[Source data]

• • • • •

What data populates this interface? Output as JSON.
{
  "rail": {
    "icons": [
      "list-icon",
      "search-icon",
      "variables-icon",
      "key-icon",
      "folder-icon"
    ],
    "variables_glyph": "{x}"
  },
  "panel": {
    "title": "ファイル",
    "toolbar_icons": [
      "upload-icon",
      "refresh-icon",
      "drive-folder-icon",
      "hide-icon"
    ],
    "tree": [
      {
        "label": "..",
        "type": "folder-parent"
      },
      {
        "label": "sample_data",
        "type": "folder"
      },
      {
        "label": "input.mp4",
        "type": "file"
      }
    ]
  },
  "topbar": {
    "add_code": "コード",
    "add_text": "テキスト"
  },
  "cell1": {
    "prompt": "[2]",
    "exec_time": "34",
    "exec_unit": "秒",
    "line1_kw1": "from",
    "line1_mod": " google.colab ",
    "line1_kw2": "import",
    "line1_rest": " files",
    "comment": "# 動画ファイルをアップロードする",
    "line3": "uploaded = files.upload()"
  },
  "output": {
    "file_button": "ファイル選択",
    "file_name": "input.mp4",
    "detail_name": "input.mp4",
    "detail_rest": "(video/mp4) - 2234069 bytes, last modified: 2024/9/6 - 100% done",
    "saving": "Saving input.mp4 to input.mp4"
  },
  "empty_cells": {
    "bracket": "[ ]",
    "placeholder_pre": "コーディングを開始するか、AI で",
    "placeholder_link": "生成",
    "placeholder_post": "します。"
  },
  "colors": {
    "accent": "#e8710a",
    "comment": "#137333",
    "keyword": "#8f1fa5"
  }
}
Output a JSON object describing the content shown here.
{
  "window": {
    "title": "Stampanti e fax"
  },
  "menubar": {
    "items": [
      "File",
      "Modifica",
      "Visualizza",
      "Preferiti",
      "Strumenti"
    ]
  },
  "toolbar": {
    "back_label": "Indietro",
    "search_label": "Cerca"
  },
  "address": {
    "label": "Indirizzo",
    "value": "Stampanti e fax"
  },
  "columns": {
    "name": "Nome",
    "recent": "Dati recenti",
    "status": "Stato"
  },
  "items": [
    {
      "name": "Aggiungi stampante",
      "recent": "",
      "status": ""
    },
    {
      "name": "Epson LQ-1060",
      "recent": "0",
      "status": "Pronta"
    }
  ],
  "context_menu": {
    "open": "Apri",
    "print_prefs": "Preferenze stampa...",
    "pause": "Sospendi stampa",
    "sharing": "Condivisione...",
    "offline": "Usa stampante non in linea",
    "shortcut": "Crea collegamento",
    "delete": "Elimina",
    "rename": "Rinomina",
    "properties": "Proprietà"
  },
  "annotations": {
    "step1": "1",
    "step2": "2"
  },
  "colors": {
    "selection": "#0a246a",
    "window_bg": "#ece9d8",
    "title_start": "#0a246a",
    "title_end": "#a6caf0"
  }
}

• • • • •

▶ YOUR INSTRUCTIONS: Give the complete listing a second time, exactly as it reads.

▶ RESPONSE TO THIS EXERCISE:
What data populates this interface? Output as JSON.
{
  "rail": {
    "icons": [
      "list-icon",
      "search-icon",
      "variables-icon",
      "key-icon",
      "folder-icon"
    ],
    "variables_glyph": "{x}"
  },
  "panel": {
    "title": "ファイル",
    "toolbar_icons": [
      "upload-icon",
      "refresh-icon",
      "drive-folder-icon",
      "hide-icon"
    ],
    "tree": [
      {
        "label": "..",
        "type": "folder-parent"
      },
      {
        "label": "sample_data",
        "type": "folder"
      },
      {
        "label": "input.mp4",
        "type": "file"
      }
    ]
  },
  "topbar": {
    "add_code": "コード",
    "add_text": "テキスト"
  },
  "cell1": {
    "prompt": "[2]",
    "exec_time": "34",
    "exec_unit": "秒",
    "line1_kw1": "from",
    "line1_mod": " google.colab ",
    "line1_kw2": "import",
    "line1_rest": " files",
    "comment": "# 動画ファイルをアップロードする",
    "line3": "uploaded = files.upload()"
  },
  "output": {
    "file_button": "ファイル選択",
    "file_name": "input.mp4",
    "detail_name": "input.mp4",
    "detail_rest": "(video/mp4) - 2234069 bytes, last modified: 2024/9/6 - 100% done",
    "saving": "Saving input.mp4 to input.mp4"
  },
  "empty_cells": {
    "bracket": "[ ]",
    "placeholder_pre": "コーディングを開始するか、AI で",
    "placeholder_link": "生成",
    "placeholder_post": "します。"
  },
  "colors": {
    "accent": "#e8710a",
    "comment": "#137333",
    "keyword": "#8f1fa5"
  }
}
Output a JSON object describing the content shown here.
{
  "window": {
    "title": "Stampanti e fax"
  },
  "menubar": {
    "items": [
      "File",
      "Modifica",
      "Visualizza",
      "Preferiti",
      "Strumenti"
    ]
  },
  "toolbar": {
    "back_label": "Indietro",
    "search_label": "Cerca"
  },
  "address": {
    "label": "Indirizzo",
    "value": "Stampanti e fax"
  },
  "columns": {
    "name": "Nome",
    "recent": "Dati recenti",
    "status": "Stato"
  },
  "items": [
    {
      "name": "Aggiungi stampante",
      "recent": "",
      "status": ""
    },
    {
      "name": "Epson LQ-1060",
      "recent": "0",
      "status": "Pronta"
    }
  ],
  "context_menu": {
    "open": "Apri",
    "print_prefs": "Preferenze stampa...",
    "pause": "Sospendi stampa",
    "sharing": "Condivisione...",
    "offline": "Usa stampante non in linea",
    "shortcut": "Crea collegamento",
    "delete": "Elimina",
    "rename": "Rinomina",
    "properties": "Proprietà"
  },
  "annotations": {
    "step1": "1",
    "step2": "2"
  },
  "colors": {
    "selection": "#0a246a",
    "window_bg": "#ece9d8",
    "title_start": "#0a246a",
    "title_end": "#a6caf0"
  }
}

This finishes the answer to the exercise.